Written exercise: Will you write out the data exactly, excluding every picture?

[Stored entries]
--
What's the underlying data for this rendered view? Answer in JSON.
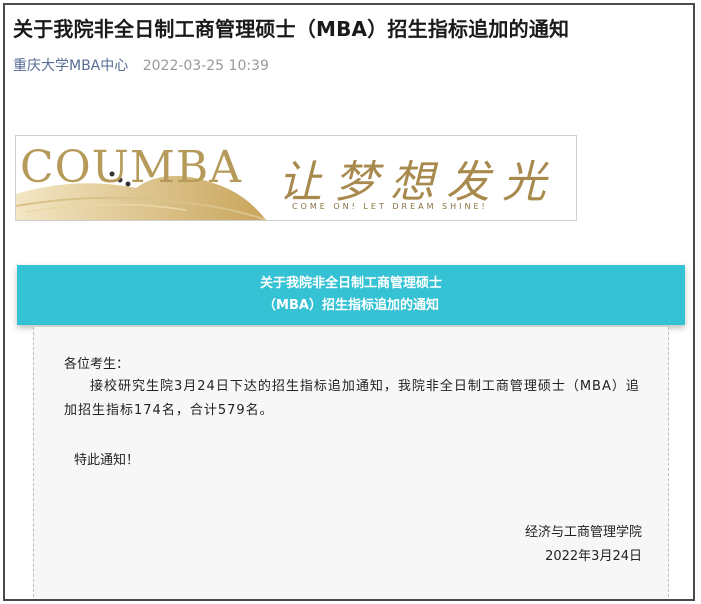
{
  "article": {
    "title": "关于我院非全日制工商管理硕士（MBA）招生指标追加的通知",
    "source": "重庆大学MBA中心",
    "date": "2022-03-25 10:39"
  },
  "banner": {
    "logo": "COUMBA",
    "slogan": "让梦想发光",
    "slogan_en": "COME ON! LET DREAM SHINE!"
  },
  "notice": {
    "heading_line1": "关于我院非全日制工商管理硕士",
    "heading_line2": "（MBA）招生指标追加的通知",
    "greeting": "各位考生：",
    "paragraph": "接校研究生院3月24日下达的招生指标追加通知，我院非全日制工商管理硕士（MBA）追加招生指标174名，合计579名。",
    "closing": "特此通知！",
    "signature_org": "经济与工商管理学院",
    "signature_date": "2022年3月24日"
  },
  "colors": {
    "heading_bg": "#35c2d4",
    "source_link": "#576b95",
    "gold": "#b59a5a"
  }
}
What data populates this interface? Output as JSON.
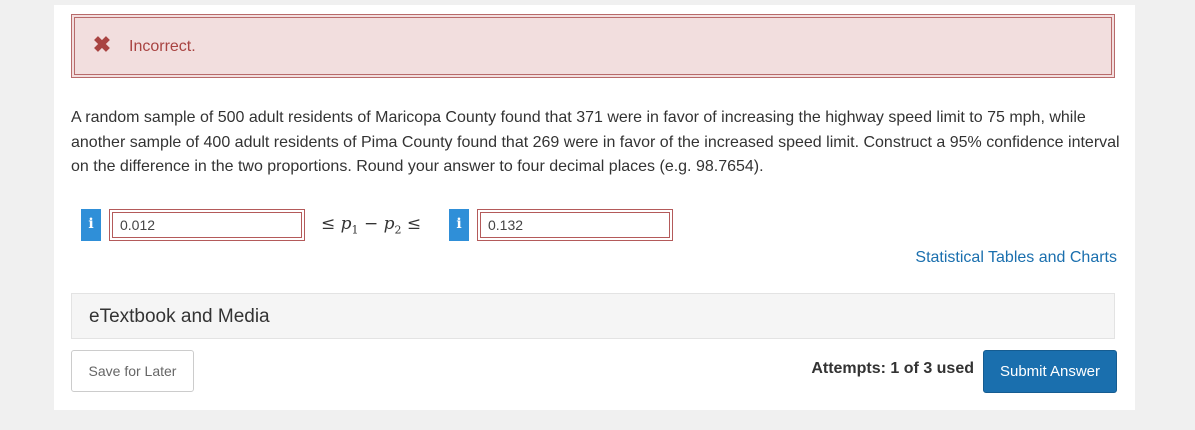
{
  "feedback": {
    "icon": "close-icon",
    "message": "Incorrect."
  },
  "question": {
    "text": "A random sample of 500 adult residents of Maricopa County found that 371 were in favor of increasing the highway speed limit to 75 mph, while another sample of 400 adult residents of Pima County found that 269 were in favor of the increased speed limit. Construct a 95% confidence interval on the difference in the two proportions. Round your answer to four decimal places (e.g. 98.7654)."
  },
  "answer": {
    "info_glyph": "i",
    "lower_value": "0.012",
    "upper_value": "0.132",
    "leq": "≤",
    "p1": "p",
    "sub1": "1",
    "minus": "−",
    "p2": "p",
    "sub2": "2"
  },
  "links": {
    "statistical_tables": "Statistical Tables and Charts"
  },
  "etextbook": {
    "label": "eTextbook and Media"
  },
  "footer": {
    "save_label": "Save for Later",
    "attempts": "Attempts: 1 of 3 used",
    "submit_label": "Submit Answer"
  },
  "colors": {
    "error_bg": "#f2dede",
    "error_text": "#a94442",
    "info_badge": "#2f8fd8",
    "link": "#1a6fae",
    "primary_button": "#1a6fae"
  }
}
--
Complete response:
What's the underlying data for this rendered view? Answer in JSON.
{
  "article": {
    "title": "关于我院非全日制工商管理硕士（MBA）招生指标追加的通知",
    "source": "重庆大学MBA中心",
    "date": "2022-03-25 10:39"
  },
  "banner": {
    "logo": "COUMBA",
    "slogan": "让梦想发光",
    "slogan_en": "COME ON! LET DREAM SHINE!"
  },
  "notice": {
    "heading_line1": "关于我院非全日制工商管理硕士",
    "heading_line2": "（MBA）招生指标追加的通知",
    "greeting": "各位考生：",
    "paragraph": "接校研究生院3月24日下达的招生指标追加通知，我院非全日制工商管理硕士（MBA）追加招生指标174名，合计579名。",
    "closing": "特此通知！",
    "signature_org": "经济与工商管理学院",
    "signature_date": "2022年3月24日"
  },
  "colors": {
    "heading_bg": "#35c2d4",
    "source_link": "#576b95",
    "gold": "#b59a5a"
  }
}
What data populates this interface? Output as JSON.
{
  "feedback": {
    "icon": "close-icon",
    "message": "Incorrect."
  },
  "question": {
    "text": "A random sample of 500 adult residents of Maricopa County found that 371 were in favor of increasing the highway speed limit to 75 mph, while another sample of 400 adult residents of Pima County found that 269 were in favor of the increased speed limit. Construct a 95% confidence interval on the difference in the two proportions. Round your answer to four decimal places (e.g. 98.7654)."
  },
  "answer": {
    "info_glyph": "i",
    "lower_value": "0.012",
    "upper_value": "0.132",
    "leq": "≤",
    "p1": "p",
    "sub1": "1",
    "minus": "−",
    "p2": "p",
    "sub2": "2"
  },
  "links": {
    "statistical_tables": "Statistical Tables and Charts"
  },
  "etextbook": {
    "label": "eTextbook and Media"
  },
  "footer": {
    "save_label": "Save for Later",
    "attempts": "Attempts: 1 of 3 used",
    "submit_label": "Submit Answer"
  },
  "colors": {
    "error_bg": "#f2dede",
    "error_text": "#a94442",
    "info_badge": "#2f8fd8",
    "link": "#1a6fae",
    "primary_button": "#1a6fae"
  }
}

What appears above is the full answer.